Each line that holds the word "bridegroom" counts once. Give the total number of such lines and nothing else.

Extracted records =
** Begin **
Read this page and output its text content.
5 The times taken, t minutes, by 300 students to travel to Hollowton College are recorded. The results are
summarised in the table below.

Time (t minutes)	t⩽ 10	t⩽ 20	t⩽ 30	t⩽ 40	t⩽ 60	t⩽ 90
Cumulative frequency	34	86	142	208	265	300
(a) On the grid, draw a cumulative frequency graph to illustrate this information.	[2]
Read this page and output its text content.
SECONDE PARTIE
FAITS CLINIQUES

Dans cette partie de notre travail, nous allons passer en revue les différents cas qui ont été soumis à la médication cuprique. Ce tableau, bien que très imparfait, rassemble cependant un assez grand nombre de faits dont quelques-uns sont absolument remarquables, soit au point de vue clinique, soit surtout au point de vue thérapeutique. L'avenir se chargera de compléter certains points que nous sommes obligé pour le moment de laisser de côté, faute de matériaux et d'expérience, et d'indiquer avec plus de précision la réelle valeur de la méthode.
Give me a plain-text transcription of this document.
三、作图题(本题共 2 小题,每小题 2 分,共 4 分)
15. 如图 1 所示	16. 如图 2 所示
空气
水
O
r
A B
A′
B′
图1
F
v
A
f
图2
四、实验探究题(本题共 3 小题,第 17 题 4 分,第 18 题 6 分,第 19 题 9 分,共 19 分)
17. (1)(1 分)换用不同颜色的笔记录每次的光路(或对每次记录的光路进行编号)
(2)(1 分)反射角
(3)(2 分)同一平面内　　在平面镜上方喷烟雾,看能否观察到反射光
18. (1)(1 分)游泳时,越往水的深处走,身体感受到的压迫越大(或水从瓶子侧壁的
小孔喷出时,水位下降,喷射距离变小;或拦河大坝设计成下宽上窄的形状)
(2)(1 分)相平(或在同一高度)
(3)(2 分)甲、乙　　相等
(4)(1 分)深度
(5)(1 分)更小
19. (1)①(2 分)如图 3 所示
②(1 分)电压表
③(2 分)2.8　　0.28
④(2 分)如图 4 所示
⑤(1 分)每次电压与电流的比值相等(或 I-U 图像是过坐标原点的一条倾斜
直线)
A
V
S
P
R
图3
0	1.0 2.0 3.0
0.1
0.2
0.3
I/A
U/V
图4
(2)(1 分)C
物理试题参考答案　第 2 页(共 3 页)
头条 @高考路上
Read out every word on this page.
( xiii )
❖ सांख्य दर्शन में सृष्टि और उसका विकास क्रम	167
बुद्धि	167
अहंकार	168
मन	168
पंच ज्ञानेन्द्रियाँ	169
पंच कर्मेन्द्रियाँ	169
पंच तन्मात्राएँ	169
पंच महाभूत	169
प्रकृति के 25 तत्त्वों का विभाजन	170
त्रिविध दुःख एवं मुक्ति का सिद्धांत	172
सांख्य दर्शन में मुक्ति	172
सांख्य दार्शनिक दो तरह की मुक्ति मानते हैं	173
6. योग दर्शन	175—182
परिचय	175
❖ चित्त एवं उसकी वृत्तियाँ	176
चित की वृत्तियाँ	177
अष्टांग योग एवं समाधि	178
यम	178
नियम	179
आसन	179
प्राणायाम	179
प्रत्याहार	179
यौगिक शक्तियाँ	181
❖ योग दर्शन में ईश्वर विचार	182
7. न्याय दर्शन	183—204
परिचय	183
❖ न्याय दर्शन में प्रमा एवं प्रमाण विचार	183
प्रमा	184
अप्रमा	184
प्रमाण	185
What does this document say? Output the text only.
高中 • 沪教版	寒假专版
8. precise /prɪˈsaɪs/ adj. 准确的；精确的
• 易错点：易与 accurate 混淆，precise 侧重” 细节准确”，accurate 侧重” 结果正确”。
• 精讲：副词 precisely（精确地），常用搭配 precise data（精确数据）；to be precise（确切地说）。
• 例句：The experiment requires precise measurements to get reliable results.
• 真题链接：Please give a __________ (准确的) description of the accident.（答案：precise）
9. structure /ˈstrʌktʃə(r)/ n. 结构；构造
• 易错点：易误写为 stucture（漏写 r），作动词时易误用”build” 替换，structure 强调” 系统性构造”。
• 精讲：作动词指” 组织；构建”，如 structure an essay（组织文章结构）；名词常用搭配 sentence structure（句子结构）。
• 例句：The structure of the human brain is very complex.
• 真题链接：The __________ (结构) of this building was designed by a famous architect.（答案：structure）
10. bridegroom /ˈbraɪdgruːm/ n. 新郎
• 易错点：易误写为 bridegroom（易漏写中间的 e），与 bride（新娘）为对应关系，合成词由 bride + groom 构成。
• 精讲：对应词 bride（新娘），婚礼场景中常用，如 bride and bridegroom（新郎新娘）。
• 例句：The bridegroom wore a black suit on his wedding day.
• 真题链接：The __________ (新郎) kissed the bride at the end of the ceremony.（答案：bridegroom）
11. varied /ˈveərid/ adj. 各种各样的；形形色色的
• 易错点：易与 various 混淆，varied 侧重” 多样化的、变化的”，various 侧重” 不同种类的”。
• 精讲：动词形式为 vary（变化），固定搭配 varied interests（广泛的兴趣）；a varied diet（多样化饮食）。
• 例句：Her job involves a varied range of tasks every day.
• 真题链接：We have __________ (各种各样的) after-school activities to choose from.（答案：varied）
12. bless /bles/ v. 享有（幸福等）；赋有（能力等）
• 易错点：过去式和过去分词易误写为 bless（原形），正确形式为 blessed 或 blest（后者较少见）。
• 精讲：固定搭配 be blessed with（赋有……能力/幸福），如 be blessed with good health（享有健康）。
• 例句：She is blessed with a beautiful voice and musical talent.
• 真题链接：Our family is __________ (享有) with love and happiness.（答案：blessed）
** End **
Result = 5